▼▼▼

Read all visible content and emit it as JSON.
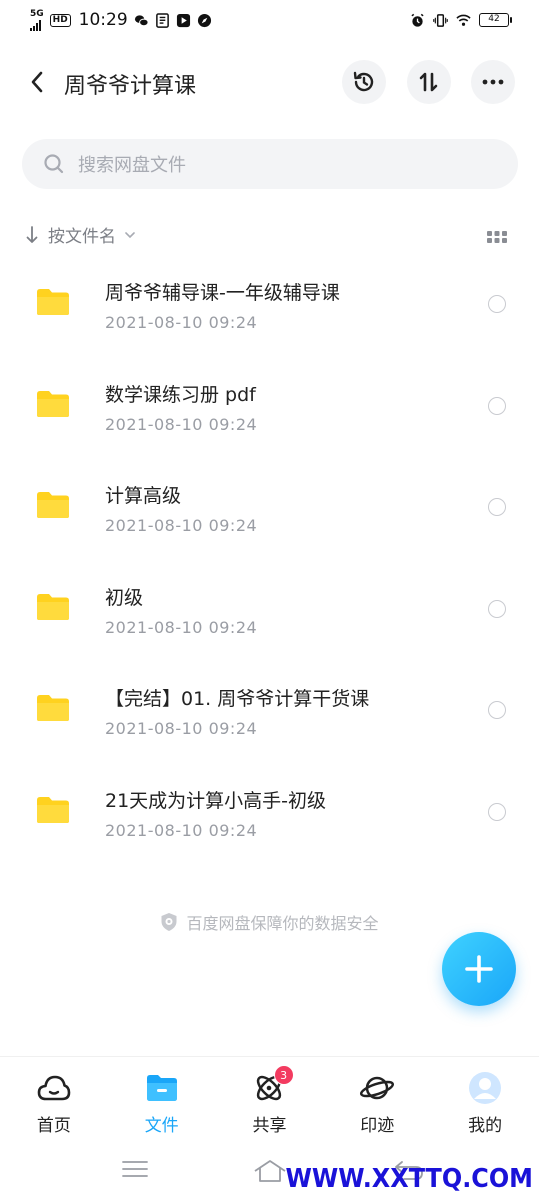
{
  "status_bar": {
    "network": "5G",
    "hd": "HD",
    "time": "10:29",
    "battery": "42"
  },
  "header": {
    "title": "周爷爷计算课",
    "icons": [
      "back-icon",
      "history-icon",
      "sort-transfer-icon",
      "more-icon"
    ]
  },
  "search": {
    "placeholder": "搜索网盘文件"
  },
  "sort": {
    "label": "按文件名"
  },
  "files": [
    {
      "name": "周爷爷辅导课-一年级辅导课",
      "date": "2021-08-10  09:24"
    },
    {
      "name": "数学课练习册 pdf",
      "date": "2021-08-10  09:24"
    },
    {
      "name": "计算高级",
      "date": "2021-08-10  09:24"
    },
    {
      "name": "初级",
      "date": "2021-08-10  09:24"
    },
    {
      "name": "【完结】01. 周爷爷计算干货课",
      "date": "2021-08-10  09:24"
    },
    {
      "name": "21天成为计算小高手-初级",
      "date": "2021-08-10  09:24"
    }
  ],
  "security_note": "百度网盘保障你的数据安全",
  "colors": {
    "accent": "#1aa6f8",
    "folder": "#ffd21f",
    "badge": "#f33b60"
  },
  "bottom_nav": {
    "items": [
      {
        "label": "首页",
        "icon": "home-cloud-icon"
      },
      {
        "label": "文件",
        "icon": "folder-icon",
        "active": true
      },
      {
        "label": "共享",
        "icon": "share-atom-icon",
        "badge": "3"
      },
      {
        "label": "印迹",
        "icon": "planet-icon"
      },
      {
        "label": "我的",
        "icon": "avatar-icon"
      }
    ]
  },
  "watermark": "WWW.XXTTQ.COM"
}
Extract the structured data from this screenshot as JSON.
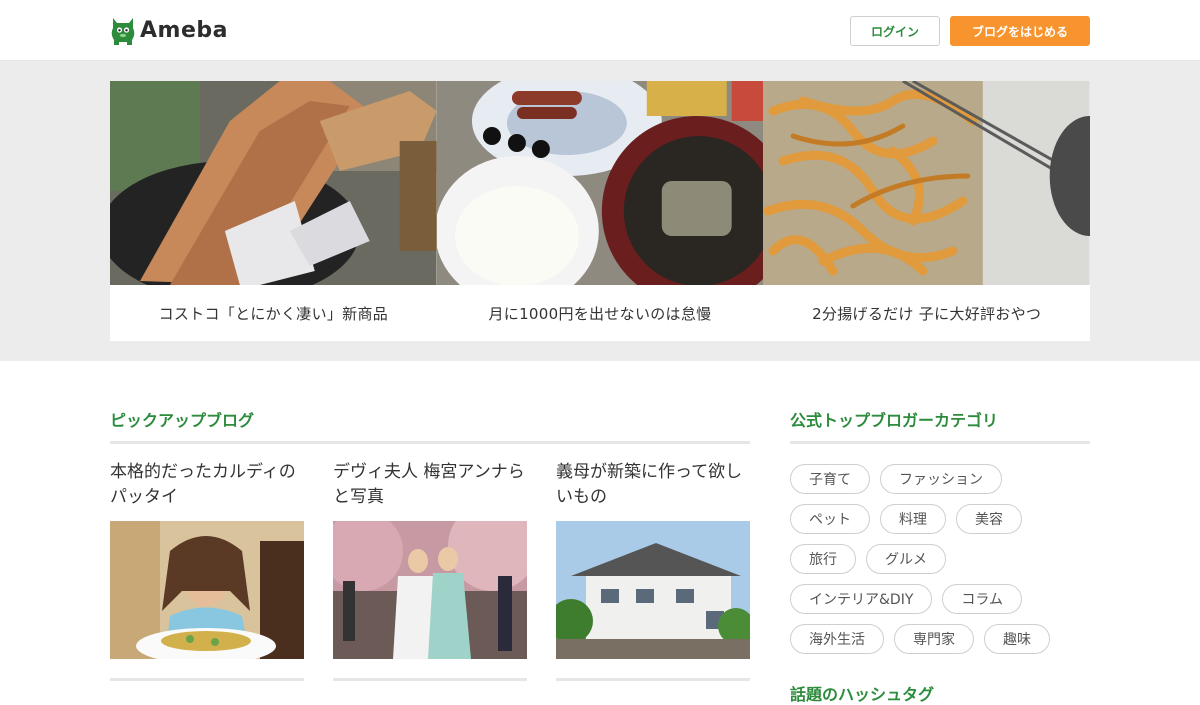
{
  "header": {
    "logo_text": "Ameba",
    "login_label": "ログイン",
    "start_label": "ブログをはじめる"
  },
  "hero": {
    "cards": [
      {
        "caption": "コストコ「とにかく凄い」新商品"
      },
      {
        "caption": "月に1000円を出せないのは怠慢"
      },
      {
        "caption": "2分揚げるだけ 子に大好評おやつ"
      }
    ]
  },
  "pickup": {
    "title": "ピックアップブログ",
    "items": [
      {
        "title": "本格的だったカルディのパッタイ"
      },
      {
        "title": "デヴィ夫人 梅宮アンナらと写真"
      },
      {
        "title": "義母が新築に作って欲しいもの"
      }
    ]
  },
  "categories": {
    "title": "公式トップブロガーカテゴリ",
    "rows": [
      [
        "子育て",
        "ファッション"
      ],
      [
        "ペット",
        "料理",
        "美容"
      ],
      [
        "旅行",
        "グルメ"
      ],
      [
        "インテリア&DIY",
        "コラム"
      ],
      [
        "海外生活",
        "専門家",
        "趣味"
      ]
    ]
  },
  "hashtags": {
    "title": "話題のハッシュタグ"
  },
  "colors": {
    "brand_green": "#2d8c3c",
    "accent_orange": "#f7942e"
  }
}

▲▲▲
▼▼▼

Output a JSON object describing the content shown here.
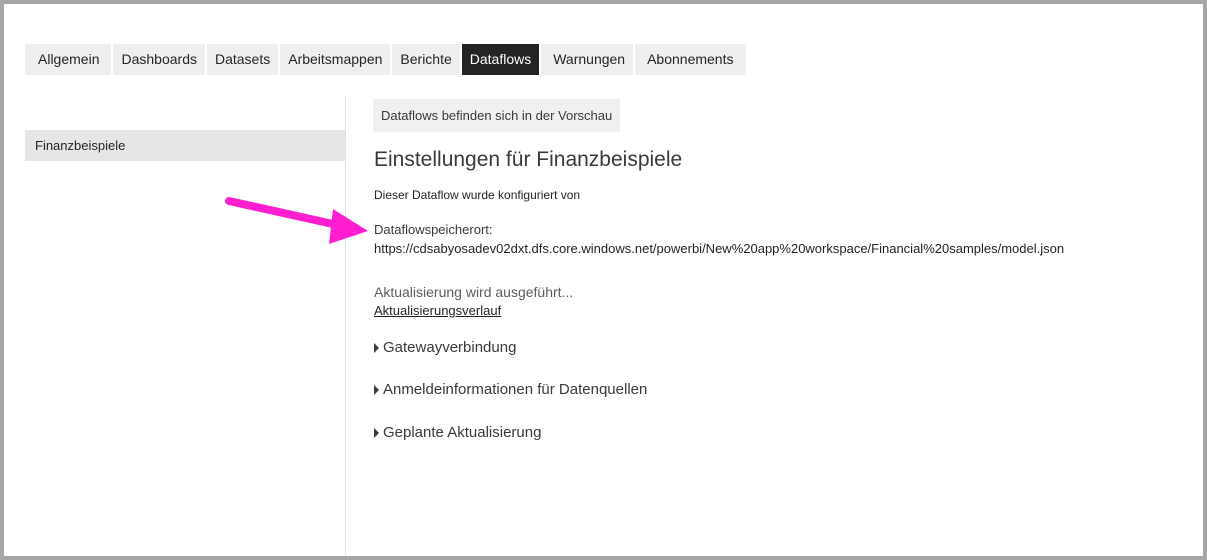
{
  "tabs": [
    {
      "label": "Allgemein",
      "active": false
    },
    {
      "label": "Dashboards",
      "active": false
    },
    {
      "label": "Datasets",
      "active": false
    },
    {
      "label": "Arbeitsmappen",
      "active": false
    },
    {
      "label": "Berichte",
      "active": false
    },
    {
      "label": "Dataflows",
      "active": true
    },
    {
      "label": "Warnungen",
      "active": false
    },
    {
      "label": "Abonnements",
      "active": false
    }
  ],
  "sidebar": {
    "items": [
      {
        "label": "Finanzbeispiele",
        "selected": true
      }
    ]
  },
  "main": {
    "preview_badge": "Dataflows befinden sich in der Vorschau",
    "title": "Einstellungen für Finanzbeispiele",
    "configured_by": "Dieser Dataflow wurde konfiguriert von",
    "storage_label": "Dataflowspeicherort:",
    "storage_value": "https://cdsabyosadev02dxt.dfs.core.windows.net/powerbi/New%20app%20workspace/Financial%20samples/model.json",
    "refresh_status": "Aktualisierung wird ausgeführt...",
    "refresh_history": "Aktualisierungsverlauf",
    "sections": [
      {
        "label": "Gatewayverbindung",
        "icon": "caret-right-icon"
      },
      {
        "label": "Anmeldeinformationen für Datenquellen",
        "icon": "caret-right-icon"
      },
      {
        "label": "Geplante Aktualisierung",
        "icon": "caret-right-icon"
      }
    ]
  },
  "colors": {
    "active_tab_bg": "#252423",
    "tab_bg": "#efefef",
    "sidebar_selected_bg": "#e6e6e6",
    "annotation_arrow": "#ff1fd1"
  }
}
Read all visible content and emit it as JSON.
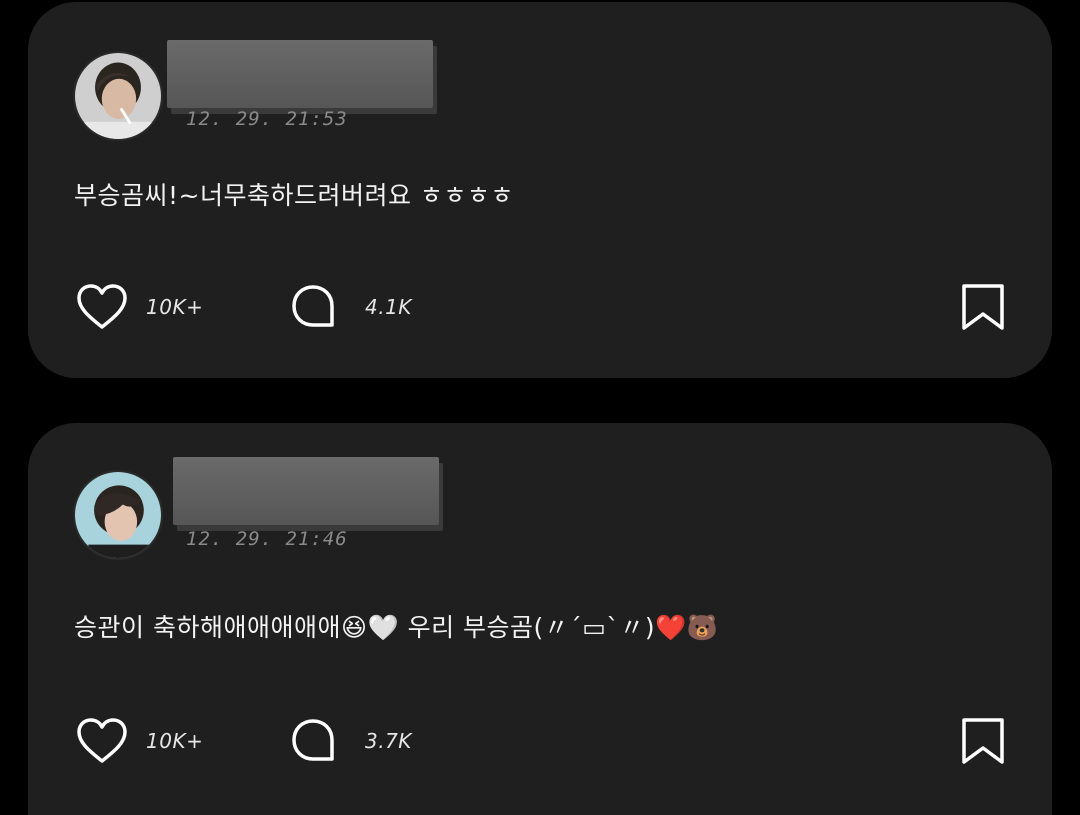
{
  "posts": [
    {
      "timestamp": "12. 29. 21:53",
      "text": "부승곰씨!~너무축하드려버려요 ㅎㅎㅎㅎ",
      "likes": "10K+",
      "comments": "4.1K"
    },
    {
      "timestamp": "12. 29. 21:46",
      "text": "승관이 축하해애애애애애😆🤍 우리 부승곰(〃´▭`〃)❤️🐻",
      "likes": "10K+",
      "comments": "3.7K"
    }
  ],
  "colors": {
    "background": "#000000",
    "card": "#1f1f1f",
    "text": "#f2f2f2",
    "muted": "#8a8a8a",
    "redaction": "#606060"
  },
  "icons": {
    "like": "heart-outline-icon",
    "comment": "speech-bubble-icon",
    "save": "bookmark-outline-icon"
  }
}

▲▲▲
▼▼▼

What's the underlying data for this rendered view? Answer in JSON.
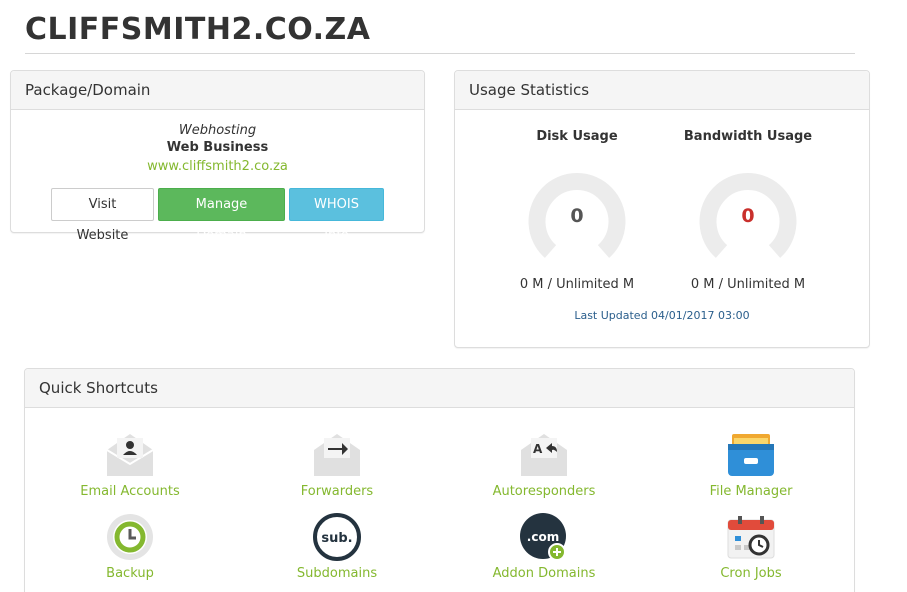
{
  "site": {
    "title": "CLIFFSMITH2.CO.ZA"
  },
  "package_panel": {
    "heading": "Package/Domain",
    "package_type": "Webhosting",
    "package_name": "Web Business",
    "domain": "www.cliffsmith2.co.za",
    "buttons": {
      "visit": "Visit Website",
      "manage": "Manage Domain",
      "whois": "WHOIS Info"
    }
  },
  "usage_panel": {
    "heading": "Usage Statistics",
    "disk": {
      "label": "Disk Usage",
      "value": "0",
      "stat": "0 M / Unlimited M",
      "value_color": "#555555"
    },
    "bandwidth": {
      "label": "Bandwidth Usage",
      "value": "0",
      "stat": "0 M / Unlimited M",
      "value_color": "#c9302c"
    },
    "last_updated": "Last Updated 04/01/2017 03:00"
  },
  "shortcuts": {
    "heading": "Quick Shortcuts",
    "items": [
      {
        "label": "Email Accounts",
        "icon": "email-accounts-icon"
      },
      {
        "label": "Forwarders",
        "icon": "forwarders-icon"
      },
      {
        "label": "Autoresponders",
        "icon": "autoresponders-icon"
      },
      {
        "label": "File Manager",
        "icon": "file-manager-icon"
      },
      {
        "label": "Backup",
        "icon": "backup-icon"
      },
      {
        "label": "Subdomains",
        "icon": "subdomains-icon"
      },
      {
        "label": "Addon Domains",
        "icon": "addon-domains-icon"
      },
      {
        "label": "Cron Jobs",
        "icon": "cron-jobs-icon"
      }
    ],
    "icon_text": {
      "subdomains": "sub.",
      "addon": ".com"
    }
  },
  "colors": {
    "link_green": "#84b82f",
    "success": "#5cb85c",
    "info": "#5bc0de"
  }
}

▲▲▲

Copy all lines from the listing that contain "Finanzbeispiele".

        "label": "Finanzbeispiele",
    "title": "Einstellungen für Finanzbeispiele",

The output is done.